Michael Baker, the former CEO and director of ArthroCare, and Michael Gluk, the company’s former chief financial officer, surrendered to authorities after being indicted in federal court for multiple counts of securities fraud, wire fraud, and making false statements, according to the U.S. Department of Justice. The two former executives of the Austin, Texas-based medical device company were accused of leading a $400 million scheme to defraud the company’s shareholders. The indictment alleges that from at least December 2005 through December 2008, Baker, Gluk, and other senior executives and employees of ArthroCare allegedly inflated ArthroCare’s sales and revenue to boost its stock, ultimately causing hundreds of millions in losses in shareholder value. According to court documents, the executives determined the type and amount of product to be shipped to distributors based on the company’s need to meet Wall Street analyst forecasts, rather than on the distributors’ actual orders. The company then parked millions of dollars worth of ArthroCare’s medical devices at its distributors and reported these shipments as sales in its quarterly and annual filings, enabling the company to meet or exceed internal and external earnings forecasts. The indictment alleges that ArthroCare’s distributors agreed to accept shipment of millions of dollars of product in exchange for substantial, upfront cash commissions; extended payment terms; and the ability to return product, as well as other special conditions, allowing ArthroCare to falsely inflate its revenue. Baker, Gluk, and others allegedly used DiscoCare, a privately owned Delaware corporation, as one of the distributors and then acquired DiscoCare specifically to conceal from the investing public the nature and financial significance of ArthroCare’s relationship with the distributor. The indictment further alleges that when Baker was deposed by the U.S. Securities and Exchange Commission about the DiscoCare relationship in November 2009, he lied on multiple occasions. The indictment seeks forfeiture of assets held by Baker and Gluk and prison terms of 25 years for the conspiracy charges, 20 years for each count of wire fraud, and 25 years for each securities fraud count. Baker also faces five years for each count of false statements if found guilty.

(Exercise brief)
Transcribe the passage on the ArthroCare securities fraud indictment word for word, in full. The material after this point is taken from a separate source.

(Extracted material)
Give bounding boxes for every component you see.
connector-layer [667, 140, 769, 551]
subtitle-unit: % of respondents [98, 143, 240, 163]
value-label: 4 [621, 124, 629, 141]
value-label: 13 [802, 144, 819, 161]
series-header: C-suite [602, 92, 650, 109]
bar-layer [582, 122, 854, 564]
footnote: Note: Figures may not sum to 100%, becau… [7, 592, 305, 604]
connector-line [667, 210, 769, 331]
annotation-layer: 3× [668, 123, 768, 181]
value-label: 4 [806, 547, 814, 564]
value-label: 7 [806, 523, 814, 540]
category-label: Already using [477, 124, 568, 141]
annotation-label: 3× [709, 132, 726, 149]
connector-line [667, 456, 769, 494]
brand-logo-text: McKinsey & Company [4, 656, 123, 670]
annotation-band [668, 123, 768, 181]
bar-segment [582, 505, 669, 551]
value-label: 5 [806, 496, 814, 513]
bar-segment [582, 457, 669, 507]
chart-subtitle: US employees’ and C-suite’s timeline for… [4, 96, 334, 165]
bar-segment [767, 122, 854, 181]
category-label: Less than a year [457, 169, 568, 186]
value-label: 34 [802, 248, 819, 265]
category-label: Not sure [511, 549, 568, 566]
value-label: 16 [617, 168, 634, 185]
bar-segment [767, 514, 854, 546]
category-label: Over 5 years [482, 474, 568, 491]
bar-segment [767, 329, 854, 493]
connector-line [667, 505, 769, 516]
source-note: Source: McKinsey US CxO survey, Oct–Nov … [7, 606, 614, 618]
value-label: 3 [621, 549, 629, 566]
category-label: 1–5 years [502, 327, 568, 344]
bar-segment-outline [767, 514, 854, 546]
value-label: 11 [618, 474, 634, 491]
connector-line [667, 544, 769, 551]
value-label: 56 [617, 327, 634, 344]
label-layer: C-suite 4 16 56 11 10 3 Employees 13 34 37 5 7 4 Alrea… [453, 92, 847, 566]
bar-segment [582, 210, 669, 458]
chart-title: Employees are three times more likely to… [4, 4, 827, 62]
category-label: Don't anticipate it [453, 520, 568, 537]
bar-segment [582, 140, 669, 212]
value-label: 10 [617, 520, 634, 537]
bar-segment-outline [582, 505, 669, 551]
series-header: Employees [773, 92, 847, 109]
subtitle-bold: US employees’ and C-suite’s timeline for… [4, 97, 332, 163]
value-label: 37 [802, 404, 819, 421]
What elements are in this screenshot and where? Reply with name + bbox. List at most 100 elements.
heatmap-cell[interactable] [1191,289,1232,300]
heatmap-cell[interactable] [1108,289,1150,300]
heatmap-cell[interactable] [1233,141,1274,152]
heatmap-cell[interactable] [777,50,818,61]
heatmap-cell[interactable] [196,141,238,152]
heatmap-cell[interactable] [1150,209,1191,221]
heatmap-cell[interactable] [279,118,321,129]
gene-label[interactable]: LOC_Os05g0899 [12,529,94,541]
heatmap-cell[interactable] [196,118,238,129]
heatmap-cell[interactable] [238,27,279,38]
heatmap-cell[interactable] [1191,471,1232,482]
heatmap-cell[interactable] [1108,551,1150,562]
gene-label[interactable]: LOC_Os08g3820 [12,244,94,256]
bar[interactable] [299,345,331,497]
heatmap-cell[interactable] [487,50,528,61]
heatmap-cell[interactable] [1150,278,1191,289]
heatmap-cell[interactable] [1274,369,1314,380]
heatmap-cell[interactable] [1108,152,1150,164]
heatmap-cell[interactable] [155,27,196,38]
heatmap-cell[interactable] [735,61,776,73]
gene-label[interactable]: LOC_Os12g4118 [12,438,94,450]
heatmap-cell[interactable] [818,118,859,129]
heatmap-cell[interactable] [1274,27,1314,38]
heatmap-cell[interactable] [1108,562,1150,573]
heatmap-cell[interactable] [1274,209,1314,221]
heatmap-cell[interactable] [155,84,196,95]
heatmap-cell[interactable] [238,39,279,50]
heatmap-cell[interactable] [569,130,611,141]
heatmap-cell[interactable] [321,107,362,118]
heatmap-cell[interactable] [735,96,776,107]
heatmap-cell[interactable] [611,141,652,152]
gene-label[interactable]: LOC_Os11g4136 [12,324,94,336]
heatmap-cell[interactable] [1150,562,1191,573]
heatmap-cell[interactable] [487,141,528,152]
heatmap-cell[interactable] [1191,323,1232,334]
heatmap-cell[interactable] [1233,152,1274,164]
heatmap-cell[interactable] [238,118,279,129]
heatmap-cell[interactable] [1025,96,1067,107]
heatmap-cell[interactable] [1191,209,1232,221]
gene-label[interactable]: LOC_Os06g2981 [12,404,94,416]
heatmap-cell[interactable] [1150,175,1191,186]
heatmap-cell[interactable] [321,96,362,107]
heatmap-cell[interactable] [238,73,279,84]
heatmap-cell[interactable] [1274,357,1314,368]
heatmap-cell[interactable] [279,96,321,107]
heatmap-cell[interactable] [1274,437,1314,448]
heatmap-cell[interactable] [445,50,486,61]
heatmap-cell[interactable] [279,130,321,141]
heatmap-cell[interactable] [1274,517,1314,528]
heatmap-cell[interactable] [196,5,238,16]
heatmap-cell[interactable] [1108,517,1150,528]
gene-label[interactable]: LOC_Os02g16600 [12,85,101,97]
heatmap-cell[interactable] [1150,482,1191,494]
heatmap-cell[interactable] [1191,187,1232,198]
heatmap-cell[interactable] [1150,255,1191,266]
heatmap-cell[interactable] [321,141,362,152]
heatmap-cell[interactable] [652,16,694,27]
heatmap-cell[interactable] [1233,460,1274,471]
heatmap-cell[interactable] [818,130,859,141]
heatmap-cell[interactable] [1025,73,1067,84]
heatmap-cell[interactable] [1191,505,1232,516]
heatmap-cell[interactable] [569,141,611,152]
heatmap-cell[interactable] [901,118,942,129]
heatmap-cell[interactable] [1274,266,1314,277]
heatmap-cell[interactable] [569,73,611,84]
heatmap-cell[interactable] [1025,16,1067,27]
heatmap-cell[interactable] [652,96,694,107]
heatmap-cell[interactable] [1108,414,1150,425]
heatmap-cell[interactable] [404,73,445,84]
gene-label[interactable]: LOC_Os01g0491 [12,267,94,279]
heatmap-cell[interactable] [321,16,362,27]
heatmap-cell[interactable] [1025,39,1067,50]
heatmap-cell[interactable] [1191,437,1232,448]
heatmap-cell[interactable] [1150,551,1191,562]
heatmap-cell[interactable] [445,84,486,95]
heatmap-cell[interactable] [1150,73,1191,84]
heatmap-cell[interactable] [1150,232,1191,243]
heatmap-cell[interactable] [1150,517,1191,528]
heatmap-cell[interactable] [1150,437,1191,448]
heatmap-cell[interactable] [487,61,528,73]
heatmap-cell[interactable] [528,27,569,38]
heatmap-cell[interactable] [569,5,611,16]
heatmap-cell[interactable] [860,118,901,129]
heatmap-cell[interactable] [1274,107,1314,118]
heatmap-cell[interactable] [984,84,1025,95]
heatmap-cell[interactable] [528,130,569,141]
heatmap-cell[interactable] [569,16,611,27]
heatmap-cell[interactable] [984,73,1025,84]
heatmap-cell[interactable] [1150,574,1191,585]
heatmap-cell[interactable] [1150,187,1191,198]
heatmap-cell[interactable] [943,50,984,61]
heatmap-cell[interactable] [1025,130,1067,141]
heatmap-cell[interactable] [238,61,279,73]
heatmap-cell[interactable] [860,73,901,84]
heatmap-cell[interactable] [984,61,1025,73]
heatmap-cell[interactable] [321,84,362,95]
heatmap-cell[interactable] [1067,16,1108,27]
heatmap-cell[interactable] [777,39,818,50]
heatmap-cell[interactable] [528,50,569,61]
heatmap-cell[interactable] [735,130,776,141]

(Output of the task)
Michael Baker, the former CEO and director of ArthroCare, and Michael Gluk, the company’s former chief financial officer, surrendered to authorities after being indicted in federal court for multiple counts of securities fraud, wire fraud, and making false statements, according to the U.S. Department of Justice. The two former executives of the Austin, Texas-based medical device company were accused of leading a $400 million scheme to defraud the company’s shareholders. The indictment alleges that from at least December 2005 through December 2008, Baker, Gluk, and other senior executives and employees of ArthroCare allegedly inflated ArthroCare’s sales and revenue to boost its stock, ultimately causing hundreds of millions in losses in shareholder value. According to court documents, the executives determined the type and amount of product to be shipped to distributors based on the company’s need to meet Wall Street analyst forecasts, rather than on the distributors’ actual orders. The company then parked millions of dollars worth of ArthroCare’s medical devices at its distributors and reported these shipments as sales in its quarterly and annual filings, enabling the company to meet or exceed internal and external earnings forecasts. The indictment alleges that ArthroCare’s distributors agreed to accept shipment of millions of dollars of product in exchange for substantial, upfront cash commissions; extended payment terms; and the ability to return product, as well as other special conditions, allowing ArthroCare to falsely inflate its revenue. Baker, Gluk, and others allegedly used DiscoCare, a privately owned Delaware corporation, as one of the distributors and then acquired DiscoCare specifically to conceal from the investing public the nature and financial significance of ArthroCare’s relationship with the distributor. The indictment further alleges that when Baker was deposed by the U.S. Securities and Exchange Commission about the DiscoCare relationship in November 2009, he lied on multiple occasions. The indictment seeks forfeiture of assets held by Baker and Gluk and prison terms of 25 years for the conspiracy charges, 20 years for each count of wire fraud, and 25 years for each securities fraud count. Baker also faces five years for each count of false statements if found guilty.